---------- The input ----------

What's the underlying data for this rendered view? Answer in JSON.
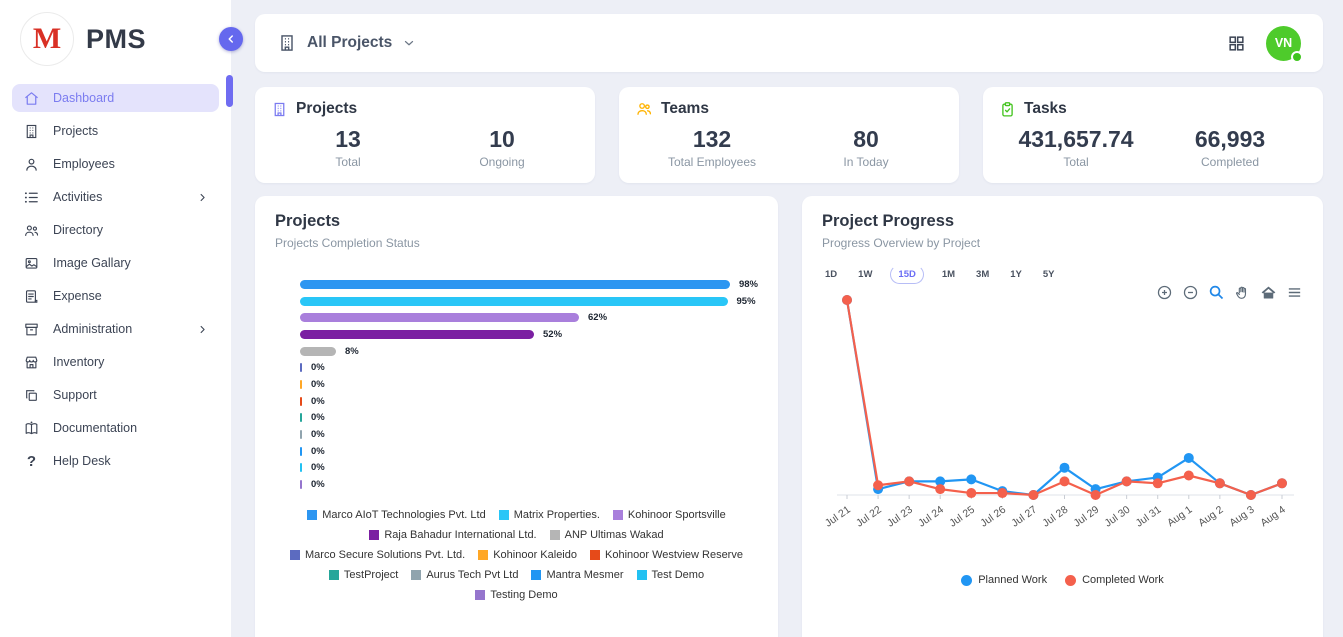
{
  "sidebar": {
    "logo_letter": "M",
    "logo_text": "PMS",
    "items": [
      {
        "label": "Dashboard",
        "active": true
      },
      {
        "label": "Projects"
      },
      {
        "label": "Employees"
      },
      {
        "label": "Activities",
        "has_submenu": true
      },
      {
        "label": "Directory"
      },
      {
        "label": "Image Gallary"
      },
      {
        "label": "Expense"
      },
      {
        "label": "Administration",
        "has_submenu": true
      },
      {
        "label": "Inventory"
      },
      {
        "label": "Support"
      },
      {
        "label": "Documentation"
      },
      {
        "label": "Help Desk"
      }
    ]
  },
  "topbar": {
    "project_selector": "All Projects",
    "avatar_initials": "VN"
  },
  "stats": [
    {
      "title": "Projects",
      "icon": "building-icon",
      "accent": "#7b7bf0",
      "metrics": [
        {
          "value": "13",
          "label": "Total"
        },
        {
          "value": "10",
          "label": "Ongoing"
        }
      ]
    },
    {
      "title": "Teams",
      "icon": "people-icon",
      "accent": "#FFB300",
      "metrics": [
        {
          "value": "132",
          "label": "Total Employees"
        },
        {
          "value": "80",
          "label": "In Today"
        }
      ]
    },
    {
      "title": "Tasks",
      "icon": "clipboard-check-icon",
      "accent": "#44c41f",
      "metrics": [
        {
          "value": "431,657.74",
          "label": "Total"
        },
        {
          "value": "66,993",
          "label": "Completed"
        }
      ]
    }
  ],
  "chart_data": [
    {
      "type": "bar",
      "orientation": "horizontal",
      "title": "Projects",
      "subtitle": "Projects Completion Status",
      "unit": "%",
      "xlim": [
        0,
        100
      ],
      "categories": [
        "Marco AIoT Technologies Pvt. Ltd",
        "Matrix Properties.",
        "Kohinoor Sportsville",
        "Raja Bahadur International Ltd.",
        "ANP Ultimas Wakad",
        "Marco Secure Solutions Pvt. Ltd.",
        "Kohinoor Kaleido",
        "Kohinoor Westview Reserve",
        "TestProject",
        "Aurus Tech Pvt Ltd",
        "Mantra Mesmer",
        "Test Demo",
        "Testing Demo"
      ],
      "values": [
        98,
        95,
        62,
        52,
        8,
        0,
        0,
        0,
        0,
        0,
        0,
        0,
        0
      ],
      "colors": [
        "#2D96F1",
        "#29C6F7",
        "#A97FDC",
        "#7B1FA2",
        "#B5B5B5",
        "#5C6BC0",
        "#FFA726",
        "#E64A19",
        "#26A69A",
        "#90A4AE",
        "#2196F3",
        "#22C1F2",
        "#9575CD"
      ],
      "legend_position": "bottom"
    },
    {
      "type": "line",
      "title": "Project Progress",
      "subtitle": "Progress Overview by Project",
      "range_buttons": [
        "1D",
        "1W",
        "15D",
        "1M",
        "3M",
        "1Y",
        "5Y"
      ],
      "selected_range": "15D",
      "toolbar_icons": [
        "zoom-in-icon",
        "zoom-out-icon",
        "box-zoom-icon",
        "pan-icon",
        "home-icon",
        "menu-icon"
      ],
      "x": [
        "Jul 21",
        "Jul 22",
        "Jul 23",
        "Jul 24",
        "Jul 25",
        "Jul 26",
        "Jul 27",
        "Jul 28",
        "Jul 29",
        "Jul 30",
        "Jul 31",
        "Aug 1",
        "Aug 2",
        "Aug 3",
        "Aug 4"
      ],
      "y_axis": "hidden (relative progress)",
      "ylim": [
        0,
        100
      ],
      "series": [
        {
          "name": "Planned Work",
          "color": "#2196F3",
          "values": [
            100,
            3,
            7,
            7,
            8,
            2,
            0,
            14,
            3,
            7,
            9,
            19,
            6,
            0,
            6
          ]
        },
        {
          "name": "Completed Work",
          "color": "#F4604C",
          "values": [
            100,
            5,
            7,
            3,
            1,
            1,
            0,
            7,
            0,
            7,
            6,
            10,
            6,
            0,
            6
          ]
        }
      ],
      "legend_position": "bottom"
    }
  ]
}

----------

## Directions for this task
Pick out every line above that holds the word "accent" and copy it.

## Reply
      "accent": "#7b7bf0",
      "accent": "#FFB300",
      "accent": "#44c41f",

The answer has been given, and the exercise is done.